*Görevin kapsamı*
Lütfen aşağıdaki materyalde "term-random: random bbox=[674, 423, 815, 474]" ifadesini içeren satırdan başlayıp "ink-annotation-stochastic: Stochastic bbox=[861, 494, 1049, 537]" ifadesini içeren satıra kadar uzanan satırları, iki uç da dahil olmak üzere, hiçbir değişiklik yapmadan tekrar yazın.

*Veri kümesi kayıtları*
'''
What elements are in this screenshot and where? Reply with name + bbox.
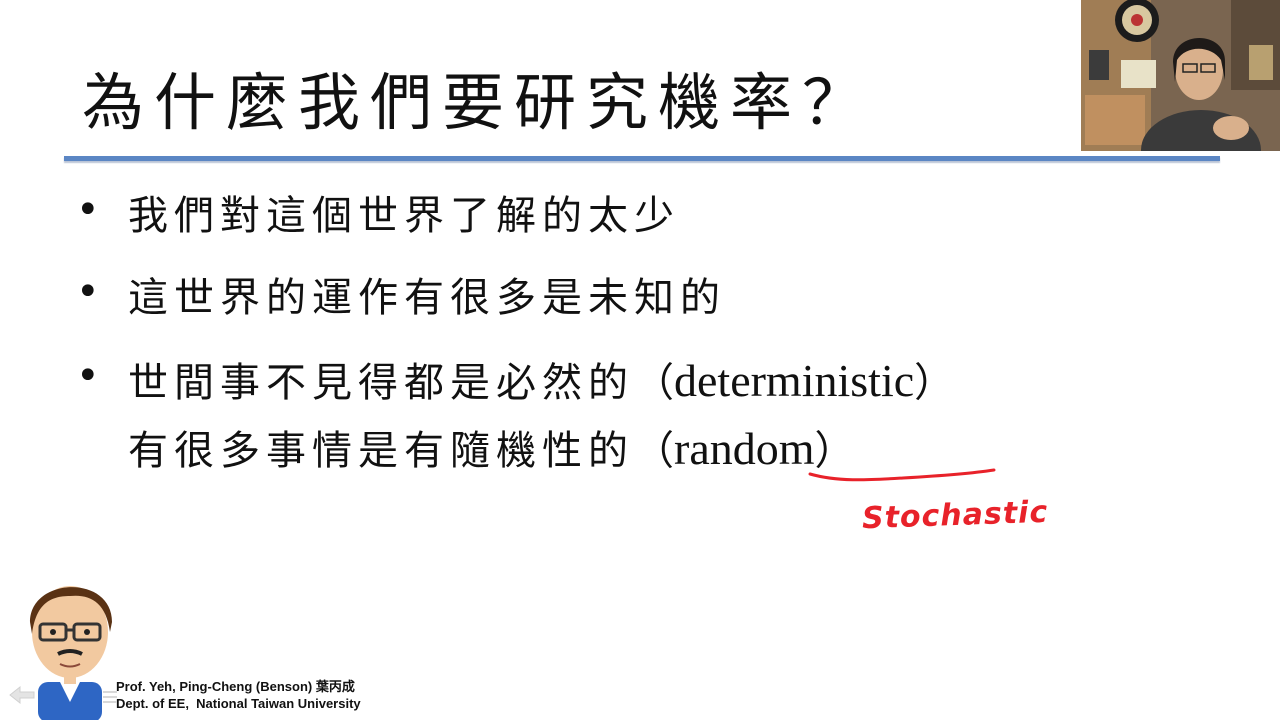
term-random: random bbox=[674, 423, 815, 474]
presenter-webcam-video bbox=[1081, 0, 1280, 151]
close-paren: ） bbox=[914, 360, 955, 406]
bullet-marker: • bbox=[76, 269, 100, 315]
bullet-3-line-1-zh: 世間事不見得都是必然的 bbox=[128, 360, 634, 406]
ink-annotation-stochastic: Stochastic bbox=[861, 494, 1049, 537]
slide-menu-icon[interactable] bbox=[102, 690, 118, 704]
presenter-department: Dept. of EE, National Taiwan University bbox=[116, 696, 361, 711]
term-deterministic: deterministic bbox=[674, 355, 915, 406]
bullet-2-text: 這世界的運作有很多是未知的 bbox=[128, 275, 726, 321]
bullet-marker: • bbox=[76, 187, 100, 233]
bullet-3-line-1: 世間事不見得都是必然的（deterministic） bbox=[128, 358, 954, 404]
slide-title: 為什麼我們要研究機率？ bbox=[82, 66, 875, 139]
bullet-3-line-2: 有很多事情是有隨機性的（random） bbox=[128, 426, 855, 472]
title-divider bbox=[64, 156, 1220, 161]
red-ink-underline bbox=[808, 468, 996, 482]
open-paren: （ bbox=[634, 360, 674, 406]
bullet-3-line-2-zh: 有很多事情是有隨機性的 bbox=[128, 428, 634, 474]
presenter-credits: Prof. Yeh, Ping-Cheng (Benson) 葉丙成 Dept. … bbox=[116, 678, 361, 712]
open-paren: （ bbox=[634, 428, 674, 474]
bullet-1-text: 我們對這個世界了解的太少 bbox=[128, 193, 680, 239]
presenter-name: Prof. Yeh, Ping-Cheng (Benson) 葉丙成 bbox=[116, 679, 355, 694]
bullet-marker: • bbox=[76, 353, 100, 399]
prev-slide-arrow-icon[interactable] bbox=[8, 684, 36, 706]
slide: 為什麼我們要研究機率？ • 我們對這個世界了解的太少 • 這世界的運作有很多是未… bbox=[0, 0, 1280, 720]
'''
*Alıştırma çözümü*
term-random: random bbox=[674, 423, 815, 474]
presenter-webcam-video bbox=[1081, 0, 1280, 151]
close-paren: ） bbox=[914, 360, 955, 406]
bullet-marker: • bbox=[76, 269, 100, 315]
bullet-3-line-1-zh: 世間事不見得都是必然的 bbox=[128, 360, 634, 406]
ink-annotation-stochastic: Stochastic bbox=[861, 494, 1049, 537]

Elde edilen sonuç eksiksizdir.